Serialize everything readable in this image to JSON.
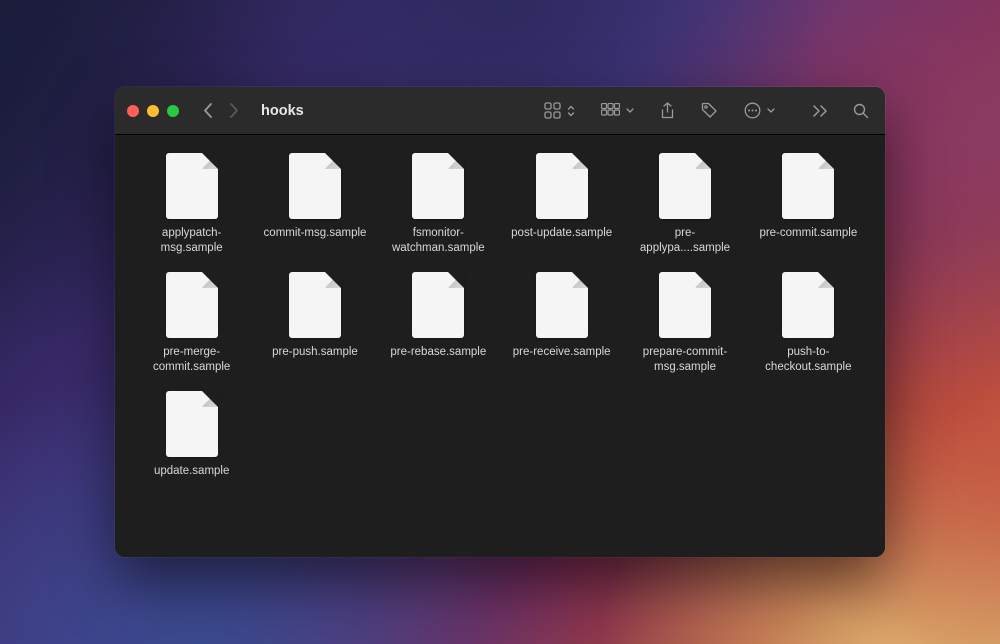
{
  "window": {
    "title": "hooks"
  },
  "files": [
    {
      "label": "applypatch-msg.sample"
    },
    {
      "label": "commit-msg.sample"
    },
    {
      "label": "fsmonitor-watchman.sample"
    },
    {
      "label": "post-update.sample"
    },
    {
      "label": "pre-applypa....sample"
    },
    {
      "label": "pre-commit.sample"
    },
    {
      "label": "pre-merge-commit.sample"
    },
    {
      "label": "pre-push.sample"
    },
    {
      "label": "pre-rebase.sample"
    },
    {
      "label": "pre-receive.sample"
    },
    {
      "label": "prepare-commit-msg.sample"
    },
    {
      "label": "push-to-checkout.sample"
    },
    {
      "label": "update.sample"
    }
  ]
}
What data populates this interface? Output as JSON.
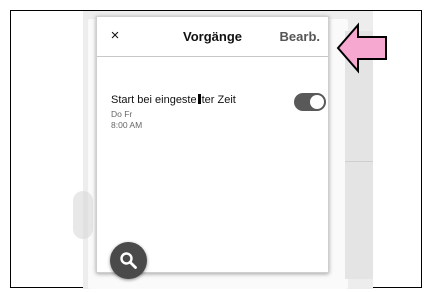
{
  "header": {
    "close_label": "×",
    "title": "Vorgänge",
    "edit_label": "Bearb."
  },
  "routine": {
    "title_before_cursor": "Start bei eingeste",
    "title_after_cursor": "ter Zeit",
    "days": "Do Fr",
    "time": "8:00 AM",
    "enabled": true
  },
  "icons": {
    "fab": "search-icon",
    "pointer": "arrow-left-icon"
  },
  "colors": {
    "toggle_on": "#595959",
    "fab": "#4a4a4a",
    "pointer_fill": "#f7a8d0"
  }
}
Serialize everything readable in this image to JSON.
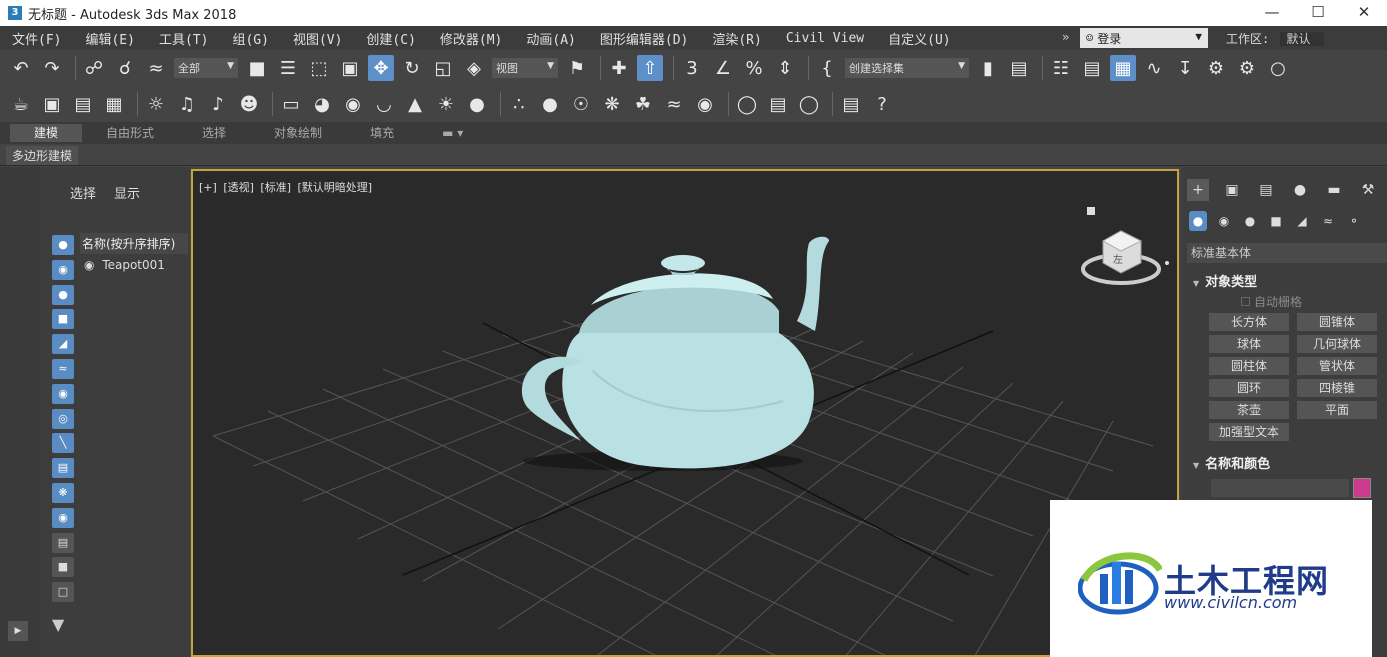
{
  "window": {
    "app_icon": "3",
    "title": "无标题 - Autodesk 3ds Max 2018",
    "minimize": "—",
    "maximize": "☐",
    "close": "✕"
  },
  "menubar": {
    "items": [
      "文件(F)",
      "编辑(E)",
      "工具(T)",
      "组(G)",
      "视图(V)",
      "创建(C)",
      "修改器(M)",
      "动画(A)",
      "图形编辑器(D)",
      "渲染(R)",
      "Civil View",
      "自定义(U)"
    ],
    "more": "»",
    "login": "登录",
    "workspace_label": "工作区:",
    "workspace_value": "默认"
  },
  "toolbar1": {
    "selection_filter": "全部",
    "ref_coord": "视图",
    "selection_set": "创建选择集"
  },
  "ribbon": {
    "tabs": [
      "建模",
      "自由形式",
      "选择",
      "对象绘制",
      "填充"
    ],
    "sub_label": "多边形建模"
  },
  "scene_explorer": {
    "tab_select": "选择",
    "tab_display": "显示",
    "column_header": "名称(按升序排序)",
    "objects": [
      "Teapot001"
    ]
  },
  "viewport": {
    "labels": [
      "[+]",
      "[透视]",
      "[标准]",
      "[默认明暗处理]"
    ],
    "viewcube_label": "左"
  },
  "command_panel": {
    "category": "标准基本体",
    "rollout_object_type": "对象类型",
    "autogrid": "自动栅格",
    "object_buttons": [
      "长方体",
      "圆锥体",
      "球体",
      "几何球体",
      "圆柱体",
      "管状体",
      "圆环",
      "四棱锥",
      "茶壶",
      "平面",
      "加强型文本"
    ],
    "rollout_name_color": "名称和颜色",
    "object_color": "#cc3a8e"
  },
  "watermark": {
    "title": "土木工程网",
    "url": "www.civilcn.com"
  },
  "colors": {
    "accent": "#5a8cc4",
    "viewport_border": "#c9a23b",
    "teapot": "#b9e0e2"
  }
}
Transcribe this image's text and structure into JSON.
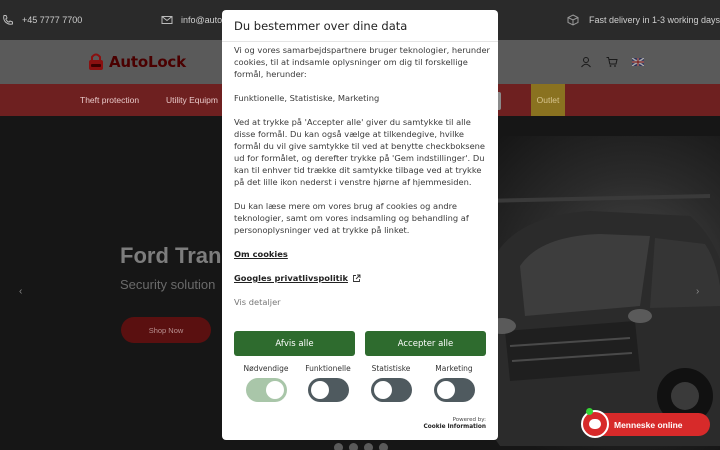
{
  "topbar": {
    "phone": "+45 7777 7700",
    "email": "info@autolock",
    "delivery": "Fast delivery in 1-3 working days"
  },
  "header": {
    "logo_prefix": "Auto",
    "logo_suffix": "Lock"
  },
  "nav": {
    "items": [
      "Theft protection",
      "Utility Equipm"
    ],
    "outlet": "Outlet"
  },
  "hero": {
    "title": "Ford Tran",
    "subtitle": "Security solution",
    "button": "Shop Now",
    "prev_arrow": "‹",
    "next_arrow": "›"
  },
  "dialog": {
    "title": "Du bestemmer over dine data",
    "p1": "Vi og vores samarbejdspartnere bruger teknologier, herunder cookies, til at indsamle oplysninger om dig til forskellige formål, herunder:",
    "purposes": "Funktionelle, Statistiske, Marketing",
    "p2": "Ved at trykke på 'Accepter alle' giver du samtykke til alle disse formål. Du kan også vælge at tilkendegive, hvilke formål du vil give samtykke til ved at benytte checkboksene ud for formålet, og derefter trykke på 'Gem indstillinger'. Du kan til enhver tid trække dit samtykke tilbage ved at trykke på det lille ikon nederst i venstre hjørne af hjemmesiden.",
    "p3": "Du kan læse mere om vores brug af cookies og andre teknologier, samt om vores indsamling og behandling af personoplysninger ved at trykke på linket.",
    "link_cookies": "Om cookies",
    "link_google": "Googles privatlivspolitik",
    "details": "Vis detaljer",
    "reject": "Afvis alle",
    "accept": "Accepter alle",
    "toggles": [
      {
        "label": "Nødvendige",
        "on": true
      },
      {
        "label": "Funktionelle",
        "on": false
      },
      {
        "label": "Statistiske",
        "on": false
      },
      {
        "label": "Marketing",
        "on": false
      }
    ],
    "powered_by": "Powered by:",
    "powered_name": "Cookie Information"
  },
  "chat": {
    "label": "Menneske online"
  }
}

_ _ _ _

▸ Your instructions: Please repeat the entries exactly. Do not include the pictures.

▸ Solution to the problem:
Serialize everything readable in this image to JSON.
{
  "window": {
    "title": "hooks"
  },
  "files": [
    {
      "label": "applypatch-msg.sample"
    },
    {
      "label": "commit-msg.sample"
    },
    {
      "label": "fsmonitor-watchman.sample"
    },
    {
      "label": "post-update.sample"
    },
    {
      "label": "pre-applypa....sample"
    },
    {
      "label": "pre-commit.sample"
    },
    {
      "label": "pre-merge-commit.sample"
    },
    {
      "label": "pre-push.sample"
    },
    {
      "label": "pre-rebase.sample"
    },
    {
      "label": "pre-receive.sample"
    },
    {
      "label": "prepare-commit-msg.sample"
    },
    {
      "label": "push-to-checkout.sample"
    },
    {
      "label": "update.sample"
    }
  ]
}
What data populates this interface? Output as JSON.
{
  "header": {
    "close_label": "×",
    "title": "Vorgänge",
    "edit_label": "Bearb."
  },
  "routine": {
    "title_before_cursor": "Start bei eingeste",
    "title_after_cursor": "ter Zeit",
    "days": "Do Fr",
    "time": "8:00 AM",
    "enabled": true
  },
  "icons": {
    "fab": "search-icon",
    "pointer": "arrow-left-icon"
  },
  "colors": {
    "toggle_on": "#595959",
    "fab": "#4a4a4a",
    "pointer_fill": "#f7a8d0"
  }
}
Serialize everything readable in this image to JSON.
{
  "window": {
    "app_icon": "3",
    "title": "无标题 - Autodesk 3ds Max 2018",
    "minimize": "—",
    "maximize": "☐",
    "close": "✕"
  },
  "menubar": {
    "items": [
      "文件(F)",
      "编辑(E)",
      "工具(T)",
      "组(G)",
      "视图(V)",
      "创建(C)",
      "修改器(M)",
      "动画(A)",
      "图形编辑器(D)",
      "渲染(R)",
      "Civil View",
      "自定义(U)"
    ],
    "more": "»",
    "login": "登录",
    "workspace_label": "工作区:",
    "workspace_value": "默认"
  },
  "toolbar1": {
    "selection_filter": "全部",
    "ref_coord": "视图",
    "selection_set": "创建选择集"
  },
  "ribbon": {
    "tabs": [
      "建模",
      "自由形式",
      "选择",
      "对象绘制",
      "填充"
    ],
    "sub_label": "多边形建模"
  },
  "scene_explorer": {
    "tab_select": "选择",
    "tab_display": "显示",
    "column_header": "名称(按升序排序)",
    "objects": [
      "Teapot001"
    ]
  },
  "viewport": {
    "labels": [
      "[+]",
      "[透视]",
      "[标准]",
      "[默认明暗处理]"
    ],
    "viewcube_label": "左"
  },
  "command_panel": {
    "category": "标准基本体",
    "rollout_object_type": "对象类型",
    "autogrid": "自动栅格",
    "object_buttons": [
      "长方体",
      "圆锥体",
      "球体",
      "几何球体",
      "圆柱体",
      "管状体",
      "圆环",
      "四棱锥",
      "茶壶",
      "平面",
      "加强型文本"
    ],
    "rollout_name_color": "名称和颜色",
    "object_color": "#cc3a8e"
  },
  "watermark": {
    "title": "土木工程网",
    "url": "www.civilcn.com"
  },
  "colors": {
    "accent": "#5a8cc4",
    "viewport_border": "#c9a23b",
    "teapot": "#b9e0e2"
  }
}
Transcribe this image's text and structure into JSON.
{
  "topbar": {
    "phone": "+45 7777 7700",
    "email": "info@autolock",
    "delivery": "Fast delivery in 1-3 working days"
  },
  "header": {
    "logo_prefix": "Auto",
    "logo_suffix": "Lock"
  },
  "nav": {
    "items": [
      "Theft protection",
      "Utility Equipm"
    ],
    "outlet": "Outlet"
  },
  "hero": {
    "title": "Ford Tran",
    "subtitle": "Security solution",
    "button": "Shop Now",
    "prev_arrow": "‹",
    "next_arrow": "›"
  },
  "dialog": {
    "title": "Du bestemmer over dine data",
    "p1": "Vi og vores samarbejdspartnere bruger teknologier, herunder cookies, til at indsamle oplysninger om dig til forskellige formål, herunder:",
    "purposes": "Funktionelle, Statistiske, Marketing",
    "p2": "Ved at trykke på 'Accepter alle' giver du samtykke til alle disse formål. Du kan også vælge at tilkendegive, hvilke formål du vil give samtykke til ved at benytte checkboksene ud for formålet, og derefter trykke på 'Gem indstillinger'. Du kan til enhver tid trække dit samtykke tilbage ved at trykke på det lille ikon nederst i venstre hjørne af hjemmesiden.",
    "p3": "Du kan læse mere om vores brug af cookies og andre teknologier, samt om vores indsamling og behandling af personoplysninger ved at trykke på linket.",
    "link_cookies": "Om cookies",
    "link_google": "Googles privatlivspolitik",
    "details": "Vis detaljer",
    "reject": "Afvis alle",
    "accept": "Accepter alle",
    "toggles": [
      {
        "label": "Nødvendige",
        "on": true
      },
      {
        "label": "Funktionelle",
        "on": false
      },
      {
        "label": "Statistiske",
        "on": false
      },
      {
        "label": "Marketing",
        "on": false
      }
    ],
    "powered_by": "Powered by:",
    "powered_name": "Cookie Information"
  },
  "chat": {
    "label": "Menneske online"
  }
}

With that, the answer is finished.